EXERCISE PROMPT »
Copy all lines in which the word "into" can be found.

RECORDS FOR PROCESSING »
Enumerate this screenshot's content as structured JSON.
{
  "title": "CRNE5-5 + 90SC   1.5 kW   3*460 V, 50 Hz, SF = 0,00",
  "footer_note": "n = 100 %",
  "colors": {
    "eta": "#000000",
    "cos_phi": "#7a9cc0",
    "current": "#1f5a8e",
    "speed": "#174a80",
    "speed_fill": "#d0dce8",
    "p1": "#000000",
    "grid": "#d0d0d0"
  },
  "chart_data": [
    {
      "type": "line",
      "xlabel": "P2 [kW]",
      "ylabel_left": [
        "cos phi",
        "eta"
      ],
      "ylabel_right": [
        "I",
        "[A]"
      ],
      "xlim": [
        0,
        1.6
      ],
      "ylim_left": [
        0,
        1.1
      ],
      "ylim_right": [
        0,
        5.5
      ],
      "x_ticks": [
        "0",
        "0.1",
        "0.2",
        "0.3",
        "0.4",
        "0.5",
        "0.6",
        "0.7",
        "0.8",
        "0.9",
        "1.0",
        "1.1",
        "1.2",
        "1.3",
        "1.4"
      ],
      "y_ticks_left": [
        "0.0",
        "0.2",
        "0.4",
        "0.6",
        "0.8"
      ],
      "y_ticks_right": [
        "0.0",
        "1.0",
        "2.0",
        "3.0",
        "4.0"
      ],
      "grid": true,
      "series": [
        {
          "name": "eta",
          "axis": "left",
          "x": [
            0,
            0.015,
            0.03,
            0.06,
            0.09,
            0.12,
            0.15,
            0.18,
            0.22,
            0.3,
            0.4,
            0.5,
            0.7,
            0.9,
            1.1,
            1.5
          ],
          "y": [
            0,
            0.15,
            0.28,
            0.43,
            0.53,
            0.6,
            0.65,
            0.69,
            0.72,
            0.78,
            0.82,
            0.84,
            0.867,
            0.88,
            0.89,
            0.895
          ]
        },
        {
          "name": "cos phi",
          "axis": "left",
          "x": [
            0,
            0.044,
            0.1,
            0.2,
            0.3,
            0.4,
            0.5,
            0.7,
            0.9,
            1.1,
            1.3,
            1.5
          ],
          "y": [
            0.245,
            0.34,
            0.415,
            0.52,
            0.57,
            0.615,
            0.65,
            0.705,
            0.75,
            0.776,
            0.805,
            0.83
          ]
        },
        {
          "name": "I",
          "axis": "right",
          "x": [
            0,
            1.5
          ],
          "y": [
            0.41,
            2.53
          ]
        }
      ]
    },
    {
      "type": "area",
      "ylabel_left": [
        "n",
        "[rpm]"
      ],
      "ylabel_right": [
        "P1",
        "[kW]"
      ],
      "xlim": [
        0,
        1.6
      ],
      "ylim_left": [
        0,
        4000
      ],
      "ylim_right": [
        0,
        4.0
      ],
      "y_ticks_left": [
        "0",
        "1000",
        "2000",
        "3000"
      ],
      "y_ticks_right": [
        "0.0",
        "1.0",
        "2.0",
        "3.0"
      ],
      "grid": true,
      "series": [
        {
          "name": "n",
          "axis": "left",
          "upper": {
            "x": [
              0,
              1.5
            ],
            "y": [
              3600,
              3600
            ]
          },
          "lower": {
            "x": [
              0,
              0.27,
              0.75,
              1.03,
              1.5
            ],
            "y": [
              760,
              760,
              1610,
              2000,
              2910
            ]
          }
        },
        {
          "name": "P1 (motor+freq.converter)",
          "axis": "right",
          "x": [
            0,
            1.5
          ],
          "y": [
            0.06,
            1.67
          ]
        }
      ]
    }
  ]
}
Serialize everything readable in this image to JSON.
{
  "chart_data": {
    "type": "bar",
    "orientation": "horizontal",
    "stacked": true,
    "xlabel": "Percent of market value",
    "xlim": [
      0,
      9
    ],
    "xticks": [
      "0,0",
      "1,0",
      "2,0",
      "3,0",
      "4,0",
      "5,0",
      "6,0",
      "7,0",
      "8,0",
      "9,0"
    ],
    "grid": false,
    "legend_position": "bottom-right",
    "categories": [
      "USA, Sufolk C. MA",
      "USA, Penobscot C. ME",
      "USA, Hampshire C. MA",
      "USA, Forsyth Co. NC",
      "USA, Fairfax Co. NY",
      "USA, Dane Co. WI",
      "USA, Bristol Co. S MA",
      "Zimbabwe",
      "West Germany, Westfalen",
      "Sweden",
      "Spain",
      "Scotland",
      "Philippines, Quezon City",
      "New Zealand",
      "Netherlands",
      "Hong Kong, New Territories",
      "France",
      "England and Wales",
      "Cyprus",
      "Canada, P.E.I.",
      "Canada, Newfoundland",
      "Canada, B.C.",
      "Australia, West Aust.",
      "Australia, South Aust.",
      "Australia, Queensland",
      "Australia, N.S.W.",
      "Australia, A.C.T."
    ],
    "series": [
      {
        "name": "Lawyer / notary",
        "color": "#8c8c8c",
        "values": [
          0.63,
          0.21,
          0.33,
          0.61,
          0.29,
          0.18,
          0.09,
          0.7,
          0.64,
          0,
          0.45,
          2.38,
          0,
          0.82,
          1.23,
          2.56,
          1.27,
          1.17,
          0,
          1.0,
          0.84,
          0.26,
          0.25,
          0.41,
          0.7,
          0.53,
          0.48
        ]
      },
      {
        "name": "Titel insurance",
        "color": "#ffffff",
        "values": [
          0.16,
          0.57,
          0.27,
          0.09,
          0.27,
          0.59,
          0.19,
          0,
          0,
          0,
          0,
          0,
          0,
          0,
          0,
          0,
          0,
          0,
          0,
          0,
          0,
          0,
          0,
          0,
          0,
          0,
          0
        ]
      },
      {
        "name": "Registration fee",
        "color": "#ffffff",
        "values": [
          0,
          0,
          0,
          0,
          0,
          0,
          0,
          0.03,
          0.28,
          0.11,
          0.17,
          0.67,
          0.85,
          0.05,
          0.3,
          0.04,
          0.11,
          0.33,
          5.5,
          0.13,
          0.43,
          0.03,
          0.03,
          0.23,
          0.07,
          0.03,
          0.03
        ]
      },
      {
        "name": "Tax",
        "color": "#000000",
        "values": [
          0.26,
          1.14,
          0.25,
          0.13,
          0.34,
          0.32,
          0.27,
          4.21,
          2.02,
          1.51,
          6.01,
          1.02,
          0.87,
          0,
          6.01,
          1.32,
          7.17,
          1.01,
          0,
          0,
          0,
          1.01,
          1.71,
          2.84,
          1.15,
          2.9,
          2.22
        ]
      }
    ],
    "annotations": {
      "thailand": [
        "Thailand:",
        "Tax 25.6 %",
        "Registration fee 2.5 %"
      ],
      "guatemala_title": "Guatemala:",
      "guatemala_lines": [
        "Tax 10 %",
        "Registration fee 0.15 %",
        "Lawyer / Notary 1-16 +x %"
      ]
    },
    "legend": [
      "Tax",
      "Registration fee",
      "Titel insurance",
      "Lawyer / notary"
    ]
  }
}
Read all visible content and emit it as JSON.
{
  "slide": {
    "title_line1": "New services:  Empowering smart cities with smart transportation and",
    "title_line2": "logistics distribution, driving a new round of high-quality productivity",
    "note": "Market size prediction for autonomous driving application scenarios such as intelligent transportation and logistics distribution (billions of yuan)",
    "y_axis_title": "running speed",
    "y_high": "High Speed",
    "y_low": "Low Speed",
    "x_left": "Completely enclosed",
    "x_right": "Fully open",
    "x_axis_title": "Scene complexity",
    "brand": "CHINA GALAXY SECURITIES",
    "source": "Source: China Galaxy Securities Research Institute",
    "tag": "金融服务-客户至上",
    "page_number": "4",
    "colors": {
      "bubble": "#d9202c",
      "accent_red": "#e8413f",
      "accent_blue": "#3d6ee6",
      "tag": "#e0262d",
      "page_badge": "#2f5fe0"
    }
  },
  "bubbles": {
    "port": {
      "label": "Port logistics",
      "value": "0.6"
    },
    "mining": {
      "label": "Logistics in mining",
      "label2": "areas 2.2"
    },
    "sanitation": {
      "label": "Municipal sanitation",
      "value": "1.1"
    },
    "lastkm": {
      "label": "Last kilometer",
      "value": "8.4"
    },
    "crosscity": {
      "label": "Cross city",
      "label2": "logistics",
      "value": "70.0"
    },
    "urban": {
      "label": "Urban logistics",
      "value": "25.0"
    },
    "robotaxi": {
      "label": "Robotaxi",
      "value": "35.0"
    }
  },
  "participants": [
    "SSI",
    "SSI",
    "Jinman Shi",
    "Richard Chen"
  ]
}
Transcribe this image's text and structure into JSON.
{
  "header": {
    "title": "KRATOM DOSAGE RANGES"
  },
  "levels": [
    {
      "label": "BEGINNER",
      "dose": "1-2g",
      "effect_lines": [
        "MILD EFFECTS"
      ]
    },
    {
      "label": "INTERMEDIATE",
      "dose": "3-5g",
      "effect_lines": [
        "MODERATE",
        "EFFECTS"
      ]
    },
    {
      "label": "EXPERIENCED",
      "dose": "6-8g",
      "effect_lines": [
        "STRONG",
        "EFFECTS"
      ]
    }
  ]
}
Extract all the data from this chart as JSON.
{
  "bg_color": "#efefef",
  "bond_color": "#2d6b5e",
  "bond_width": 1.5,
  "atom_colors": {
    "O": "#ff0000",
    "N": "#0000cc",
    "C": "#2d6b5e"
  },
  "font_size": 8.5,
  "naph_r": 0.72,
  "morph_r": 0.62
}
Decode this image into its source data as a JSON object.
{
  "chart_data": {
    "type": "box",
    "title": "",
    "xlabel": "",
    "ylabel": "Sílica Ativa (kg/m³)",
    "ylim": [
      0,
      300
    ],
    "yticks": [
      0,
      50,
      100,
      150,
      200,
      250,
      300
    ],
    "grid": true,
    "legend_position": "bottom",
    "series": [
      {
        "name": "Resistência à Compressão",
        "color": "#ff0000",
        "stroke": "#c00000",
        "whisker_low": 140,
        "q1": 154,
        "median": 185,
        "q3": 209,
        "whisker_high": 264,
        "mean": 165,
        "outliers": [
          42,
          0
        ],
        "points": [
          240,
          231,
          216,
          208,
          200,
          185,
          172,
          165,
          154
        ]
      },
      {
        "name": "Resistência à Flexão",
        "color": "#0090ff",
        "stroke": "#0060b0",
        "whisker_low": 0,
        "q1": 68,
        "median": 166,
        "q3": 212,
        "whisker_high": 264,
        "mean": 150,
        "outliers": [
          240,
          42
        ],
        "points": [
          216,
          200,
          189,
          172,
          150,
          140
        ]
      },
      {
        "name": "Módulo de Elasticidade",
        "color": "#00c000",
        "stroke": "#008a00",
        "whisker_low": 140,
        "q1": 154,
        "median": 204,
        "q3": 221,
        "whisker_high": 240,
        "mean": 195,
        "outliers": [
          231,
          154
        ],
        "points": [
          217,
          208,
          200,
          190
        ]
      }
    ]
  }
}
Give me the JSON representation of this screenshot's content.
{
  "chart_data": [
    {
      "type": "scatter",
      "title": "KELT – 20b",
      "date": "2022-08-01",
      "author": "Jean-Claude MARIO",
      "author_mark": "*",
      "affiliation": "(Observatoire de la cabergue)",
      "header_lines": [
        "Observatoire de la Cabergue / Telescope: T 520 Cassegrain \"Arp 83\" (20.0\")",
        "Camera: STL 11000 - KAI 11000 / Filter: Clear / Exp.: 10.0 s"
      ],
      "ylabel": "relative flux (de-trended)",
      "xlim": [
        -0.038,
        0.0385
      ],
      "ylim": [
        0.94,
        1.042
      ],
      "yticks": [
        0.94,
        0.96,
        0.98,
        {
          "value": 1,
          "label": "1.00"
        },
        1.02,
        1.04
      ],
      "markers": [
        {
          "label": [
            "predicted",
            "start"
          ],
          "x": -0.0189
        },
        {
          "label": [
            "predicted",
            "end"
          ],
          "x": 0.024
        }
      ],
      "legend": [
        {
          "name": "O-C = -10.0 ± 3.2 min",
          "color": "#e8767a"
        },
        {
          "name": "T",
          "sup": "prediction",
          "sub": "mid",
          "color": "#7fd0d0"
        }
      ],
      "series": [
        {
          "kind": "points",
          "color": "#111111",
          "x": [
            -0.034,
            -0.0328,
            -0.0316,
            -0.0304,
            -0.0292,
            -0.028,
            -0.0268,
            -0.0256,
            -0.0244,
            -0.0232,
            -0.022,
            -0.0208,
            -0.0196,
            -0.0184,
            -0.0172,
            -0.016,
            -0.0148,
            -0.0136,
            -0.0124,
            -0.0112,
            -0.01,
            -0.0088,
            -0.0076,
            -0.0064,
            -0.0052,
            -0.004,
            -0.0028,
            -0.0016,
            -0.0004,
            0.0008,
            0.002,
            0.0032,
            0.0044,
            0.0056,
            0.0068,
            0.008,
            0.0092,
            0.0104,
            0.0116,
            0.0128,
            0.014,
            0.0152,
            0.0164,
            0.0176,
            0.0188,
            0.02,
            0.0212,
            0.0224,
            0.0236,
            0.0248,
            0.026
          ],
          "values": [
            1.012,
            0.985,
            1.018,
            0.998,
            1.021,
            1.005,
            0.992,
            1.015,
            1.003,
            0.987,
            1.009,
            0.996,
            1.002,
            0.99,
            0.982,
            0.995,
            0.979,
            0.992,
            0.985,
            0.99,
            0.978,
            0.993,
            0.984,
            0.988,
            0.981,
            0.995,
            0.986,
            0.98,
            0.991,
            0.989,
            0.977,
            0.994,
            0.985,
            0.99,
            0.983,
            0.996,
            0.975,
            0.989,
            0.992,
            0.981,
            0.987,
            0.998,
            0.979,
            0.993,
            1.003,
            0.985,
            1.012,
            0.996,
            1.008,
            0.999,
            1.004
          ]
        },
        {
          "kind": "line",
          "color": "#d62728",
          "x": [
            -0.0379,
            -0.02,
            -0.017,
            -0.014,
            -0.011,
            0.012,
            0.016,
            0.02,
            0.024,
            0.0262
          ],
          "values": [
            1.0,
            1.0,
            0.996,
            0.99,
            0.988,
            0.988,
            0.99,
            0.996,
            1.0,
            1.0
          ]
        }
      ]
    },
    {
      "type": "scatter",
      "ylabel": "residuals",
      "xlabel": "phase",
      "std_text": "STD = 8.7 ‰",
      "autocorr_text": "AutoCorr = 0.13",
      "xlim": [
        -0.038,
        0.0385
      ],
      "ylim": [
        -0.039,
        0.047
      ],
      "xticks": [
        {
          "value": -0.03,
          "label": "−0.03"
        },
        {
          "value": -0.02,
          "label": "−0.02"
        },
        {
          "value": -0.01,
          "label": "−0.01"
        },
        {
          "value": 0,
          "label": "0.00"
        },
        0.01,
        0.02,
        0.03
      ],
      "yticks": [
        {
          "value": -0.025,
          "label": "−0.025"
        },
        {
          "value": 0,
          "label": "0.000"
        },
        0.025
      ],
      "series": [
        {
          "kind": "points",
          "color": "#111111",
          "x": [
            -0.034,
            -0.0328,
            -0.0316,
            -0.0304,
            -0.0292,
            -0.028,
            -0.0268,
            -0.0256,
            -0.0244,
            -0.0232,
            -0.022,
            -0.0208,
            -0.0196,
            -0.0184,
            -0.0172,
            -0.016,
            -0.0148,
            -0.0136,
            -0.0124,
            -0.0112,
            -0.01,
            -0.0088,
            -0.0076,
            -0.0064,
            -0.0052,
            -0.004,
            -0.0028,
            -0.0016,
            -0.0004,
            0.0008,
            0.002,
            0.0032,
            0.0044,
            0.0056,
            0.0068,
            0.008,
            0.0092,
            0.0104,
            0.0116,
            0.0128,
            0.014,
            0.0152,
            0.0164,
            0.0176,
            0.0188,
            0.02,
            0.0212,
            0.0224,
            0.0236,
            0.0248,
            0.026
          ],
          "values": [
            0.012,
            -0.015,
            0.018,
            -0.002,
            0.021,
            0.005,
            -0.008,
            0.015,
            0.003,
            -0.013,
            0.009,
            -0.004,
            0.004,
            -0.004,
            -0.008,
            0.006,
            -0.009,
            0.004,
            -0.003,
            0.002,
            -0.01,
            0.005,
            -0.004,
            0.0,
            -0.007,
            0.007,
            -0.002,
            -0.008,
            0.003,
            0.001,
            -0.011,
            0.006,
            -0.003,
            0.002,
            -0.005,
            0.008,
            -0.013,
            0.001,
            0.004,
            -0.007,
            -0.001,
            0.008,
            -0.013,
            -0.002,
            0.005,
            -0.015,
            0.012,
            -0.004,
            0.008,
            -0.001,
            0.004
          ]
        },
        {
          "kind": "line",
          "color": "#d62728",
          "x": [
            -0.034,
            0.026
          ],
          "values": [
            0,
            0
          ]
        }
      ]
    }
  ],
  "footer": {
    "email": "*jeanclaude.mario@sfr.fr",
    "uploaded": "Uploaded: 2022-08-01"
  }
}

PROBLEM SOLUTION »
Transcribe this image's text and structure into JSON.
Decode this image into its source data as a JSON object.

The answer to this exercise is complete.